— Problem —
Copy the records word for word, from the first line through the line containing "engage-underline — [176, 1465, 372, 1467]", including both of those lines.

^^^^^^^^^^^^^^^^

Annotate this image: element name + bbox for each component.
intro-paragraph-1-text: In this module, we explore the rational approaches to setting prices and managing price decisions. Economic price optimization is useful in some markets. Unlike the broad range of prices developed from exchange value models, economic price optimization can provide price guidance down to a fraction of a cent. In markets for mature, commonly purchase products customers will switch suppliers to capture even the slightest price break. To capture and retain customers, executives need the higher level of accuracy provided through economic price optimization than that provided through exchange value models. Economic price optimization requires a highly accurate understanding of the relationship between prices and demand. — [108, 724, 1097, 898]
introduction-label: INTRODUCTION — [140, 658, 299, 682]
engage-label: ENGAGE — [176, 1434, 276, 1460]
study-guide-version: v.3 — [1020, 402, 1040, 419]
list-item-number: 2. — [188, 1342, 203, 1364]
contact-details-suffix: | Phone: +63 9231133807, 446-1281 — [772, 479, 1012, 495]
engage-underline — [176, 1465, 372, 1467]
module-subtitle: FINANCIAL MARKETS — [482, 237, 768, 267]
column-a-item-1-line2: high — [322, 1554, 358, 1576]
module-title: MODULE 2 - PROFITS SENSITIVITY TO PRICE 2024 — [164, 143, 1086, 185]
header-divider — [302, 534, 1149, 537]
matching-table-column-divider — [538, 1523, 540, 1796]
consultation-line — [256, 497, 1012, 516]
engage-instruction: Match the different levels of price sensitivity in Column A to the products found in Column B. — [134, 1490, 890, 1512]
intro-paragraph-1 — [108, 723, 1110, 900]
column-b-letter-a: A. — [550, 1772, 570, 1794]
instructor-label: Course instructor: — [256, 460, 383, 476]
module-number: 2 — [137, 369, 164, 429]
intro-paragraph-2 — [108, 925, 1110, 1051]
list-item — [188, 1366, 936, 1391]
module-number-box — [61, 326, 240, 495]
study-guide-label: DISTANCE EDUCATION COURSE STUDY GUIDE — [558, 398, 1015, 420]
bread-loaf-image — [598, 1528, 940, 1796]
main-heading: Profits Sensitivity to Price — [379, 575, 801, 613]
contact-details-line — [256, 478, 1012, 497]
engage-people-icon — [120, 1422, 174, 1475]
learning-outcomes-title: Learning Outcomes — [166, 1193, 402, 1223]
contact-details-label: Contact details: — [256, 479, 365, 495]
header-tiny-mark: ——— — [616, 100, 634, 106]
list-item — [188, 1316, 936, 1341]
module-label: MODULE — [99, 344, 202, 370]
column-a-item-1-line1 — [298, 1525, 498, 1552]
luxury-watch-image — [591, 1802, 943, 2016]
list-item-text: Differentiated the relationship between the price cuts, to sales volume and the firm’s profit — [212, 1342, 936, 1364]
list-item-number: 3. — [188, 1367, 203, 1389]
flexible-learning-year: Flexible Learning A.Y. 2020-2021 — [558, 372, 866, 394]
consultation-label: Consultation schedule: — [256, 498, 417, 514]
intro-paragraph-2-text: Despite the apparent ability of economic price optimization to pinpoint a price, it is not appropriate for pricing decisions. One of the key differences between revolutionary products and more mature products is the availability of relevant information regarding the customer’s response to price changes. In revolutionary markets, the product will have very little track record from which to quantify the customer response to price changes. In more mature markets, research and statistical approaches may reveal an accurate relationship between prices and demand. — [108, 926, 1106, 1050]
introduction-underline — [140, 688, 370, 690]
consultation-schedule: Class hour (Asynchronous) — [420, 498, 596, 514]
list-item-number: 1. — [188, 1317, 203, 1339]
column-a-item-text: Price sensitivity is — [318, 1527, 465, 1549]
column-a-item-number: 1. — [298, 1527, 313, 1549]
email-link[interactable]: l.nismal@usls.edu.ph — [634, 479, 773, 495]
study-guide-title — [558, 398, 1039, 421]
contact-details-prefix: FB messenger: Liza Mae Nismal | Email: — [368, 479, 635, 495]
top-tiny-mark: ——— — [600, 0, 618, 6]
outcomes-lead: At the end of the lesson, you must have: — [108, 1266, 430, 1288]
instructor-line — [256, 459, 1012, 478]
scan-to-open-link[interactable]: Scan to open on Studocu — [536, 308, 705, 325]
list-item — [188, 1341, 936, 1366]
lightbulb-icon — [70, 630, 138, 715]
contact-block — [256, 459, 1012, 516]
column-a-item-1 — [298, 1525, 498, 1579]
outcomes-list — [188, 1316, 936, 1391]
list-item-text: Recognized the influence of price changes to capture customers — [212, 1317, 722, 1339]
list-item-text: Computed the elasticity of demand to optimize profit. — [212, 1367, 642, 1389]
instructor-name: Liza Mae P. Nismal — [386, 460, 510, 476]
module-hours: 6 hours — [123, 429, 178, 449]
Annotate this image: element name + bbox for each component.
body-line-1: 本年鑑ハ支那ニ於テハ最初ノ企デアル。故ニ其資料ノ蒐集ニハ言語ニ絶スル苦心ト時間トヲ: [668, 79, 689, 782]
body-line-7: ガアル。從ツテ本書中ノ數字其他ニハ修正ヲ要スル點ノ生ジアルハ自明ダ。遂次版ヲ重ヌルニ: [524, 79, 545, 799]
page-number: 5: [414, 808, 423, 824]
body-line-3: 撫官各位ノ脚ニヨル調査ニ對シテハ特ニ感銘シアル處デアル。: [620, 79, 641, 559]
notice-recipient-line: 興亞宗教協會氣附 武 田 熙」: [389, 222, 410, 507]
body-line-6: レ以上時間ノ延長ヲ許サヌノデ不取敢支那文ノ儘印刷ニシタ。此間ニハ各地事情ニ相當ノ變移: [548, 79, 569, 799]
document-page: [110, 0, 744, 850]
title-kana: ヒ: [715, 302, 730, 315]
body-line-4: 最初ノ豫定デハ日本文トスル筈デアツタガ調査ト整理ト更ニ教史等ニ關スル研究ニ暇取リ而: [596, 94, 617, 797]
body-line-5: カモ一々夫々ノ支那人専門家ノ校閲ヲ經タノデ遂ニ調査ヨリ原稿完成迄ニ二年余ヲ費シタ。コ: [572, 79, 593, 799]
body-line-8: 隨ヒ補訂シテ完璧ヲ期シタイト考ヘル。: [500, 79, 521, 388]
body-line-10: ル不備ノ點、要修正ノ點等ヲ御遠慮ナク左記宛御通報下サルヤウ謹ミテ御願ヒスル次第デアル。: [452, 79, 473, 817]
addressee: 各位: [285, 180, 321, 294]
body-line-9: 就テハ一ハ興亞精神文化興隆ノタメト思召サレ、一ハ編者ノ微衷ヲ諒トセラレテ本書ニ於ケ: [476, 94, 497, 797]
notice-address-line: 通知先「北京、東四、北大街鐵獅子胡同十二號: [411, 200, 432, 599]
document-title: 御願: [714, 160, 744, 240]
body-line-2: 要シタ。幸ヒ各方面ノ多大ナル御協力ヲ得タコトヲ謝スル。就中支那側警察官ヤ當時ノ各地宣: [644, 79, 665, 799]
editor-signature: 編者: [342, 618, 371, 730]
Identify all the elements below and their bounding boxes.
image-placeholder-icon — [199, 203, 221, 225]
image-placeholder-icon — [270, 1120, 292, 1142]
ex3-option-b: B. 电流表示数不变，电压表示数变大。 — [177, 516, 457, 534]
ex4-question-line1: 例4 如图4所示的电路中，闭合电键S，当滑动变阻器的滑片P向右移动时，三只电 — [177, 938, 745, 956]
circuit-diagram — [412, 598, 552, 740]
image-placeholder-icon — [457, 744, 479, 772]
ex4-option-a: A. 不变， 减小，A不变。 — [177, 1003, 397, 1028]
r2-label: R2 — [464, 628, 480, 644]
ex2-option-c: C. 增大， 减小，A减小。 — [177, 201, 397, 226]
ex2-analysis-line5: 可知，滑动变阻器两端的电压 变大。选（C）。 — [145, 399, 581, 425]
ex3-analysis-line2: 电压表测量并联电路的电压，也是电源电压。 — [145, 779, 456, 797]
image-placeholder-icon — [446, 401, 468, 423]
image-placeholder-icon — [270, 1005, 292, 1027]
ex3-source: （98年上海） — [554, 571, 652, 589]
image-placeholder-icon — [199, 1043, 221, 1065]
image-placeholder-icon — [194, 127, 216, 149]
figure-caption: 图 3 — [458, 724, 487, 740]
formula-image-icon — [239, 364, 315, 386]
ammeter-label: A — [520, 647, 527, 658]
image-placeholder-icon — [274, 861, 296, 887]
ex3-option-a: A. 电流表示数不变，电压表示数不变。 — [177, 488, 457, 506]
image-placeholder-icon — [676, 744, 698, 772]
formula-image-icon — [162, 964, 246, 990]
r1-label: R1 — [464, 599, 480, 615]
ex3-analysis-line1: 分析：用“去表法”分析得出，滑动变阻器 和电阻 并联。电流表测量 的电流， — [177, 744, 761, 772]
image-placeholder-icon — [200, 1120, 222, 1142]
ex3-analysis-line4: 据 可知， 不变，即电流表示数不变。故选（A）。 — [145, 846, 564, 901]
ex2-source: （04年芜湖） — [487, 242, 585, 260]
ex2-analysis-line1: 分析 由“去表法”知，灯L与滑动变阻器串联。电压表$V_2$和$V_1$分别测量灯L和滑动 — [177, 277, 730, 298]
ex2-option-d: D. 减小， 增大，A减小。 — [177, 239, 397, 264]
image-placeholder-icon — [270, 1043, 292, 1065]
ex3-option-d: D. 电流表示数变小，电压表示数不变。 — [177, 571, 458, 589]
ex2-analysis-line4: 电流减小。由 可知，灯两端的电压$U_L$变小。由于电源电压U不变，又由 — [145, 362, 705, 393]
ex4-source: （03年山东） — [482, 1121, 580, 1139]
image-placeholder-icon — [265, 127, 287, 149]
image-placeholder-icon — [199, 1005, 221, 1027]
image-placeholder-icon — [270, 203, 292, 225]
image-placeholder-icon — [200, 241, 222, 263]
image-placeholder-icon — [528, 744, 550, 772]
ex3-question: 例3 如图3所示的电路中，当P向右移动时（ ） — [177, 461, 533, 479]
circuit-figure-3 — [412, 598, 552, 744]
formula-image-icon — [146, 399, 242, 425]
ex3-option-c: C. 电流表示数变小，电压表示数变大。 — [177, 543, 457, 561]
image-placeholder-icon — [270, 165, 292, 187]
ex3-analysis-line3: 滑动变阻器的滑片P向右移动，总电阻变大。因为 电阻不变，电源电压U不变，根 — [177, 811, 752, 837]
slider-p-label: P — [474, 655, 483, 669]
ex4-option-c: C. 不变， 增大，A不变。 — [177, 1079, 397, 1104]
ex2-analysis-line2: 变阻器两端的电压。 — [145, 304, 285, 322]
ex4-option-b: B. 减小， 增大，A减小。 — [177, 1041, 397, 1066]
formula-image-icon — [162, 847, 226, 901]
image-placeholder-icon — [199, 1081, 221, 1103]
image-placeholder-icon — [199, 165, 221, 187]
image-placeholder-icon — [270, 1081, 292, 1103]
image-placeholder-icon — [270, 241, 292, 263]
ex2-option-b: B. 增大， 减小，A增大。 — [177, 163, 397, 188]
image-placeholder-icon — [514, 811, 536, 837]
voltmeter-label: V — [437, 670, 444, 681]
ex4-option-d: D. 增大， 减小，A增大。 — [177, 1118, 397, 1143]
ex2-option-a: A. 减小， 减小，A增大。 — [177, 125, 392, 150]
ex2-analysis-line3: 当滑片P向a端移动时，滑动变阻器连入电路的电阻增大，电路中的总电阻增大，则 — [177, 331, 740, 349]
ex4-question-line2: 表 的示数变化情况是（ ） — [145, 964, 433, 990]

^^^^^^^^^^^^^^^^

— Task result —
Annotate this image: element name + bbox for each component.
intro-paragraph-1-text: In this module, we explore the rational approaches to setting prices and managing price decisions. Economic price optimization is useful in some markets. Unlike the broad range of prices developed from exchange value models, economic price optimization can provide price guidance down to a fraction of a cent. In markets for mature, commonly purchase products customers will switch suppliers to capture even the slightest price break. To capture and retain customers, executives need the higher level of accuracy provided through economic price optimization than that provided through exchange value models. Economic price optimization requires a highly accurate understanding of the relationship between prices and demand. — [108, 724, 1097, 898]
introduction-label: INTRODUCTION — [140, 658, 299, 682]
engage-label: ENGAGE — [176, 1434, 276, 1460]
study-guide-version: v.3 — [1020, 402, 1040, 419]
list-item-number: 2. — [188, 1342, 203, 1364]
contact-details-suffix: | Phone: +63 9231133807, 446-1281 — [772, 479, 1012, 495]
engage-underline — [176, 1465, 372, 1467]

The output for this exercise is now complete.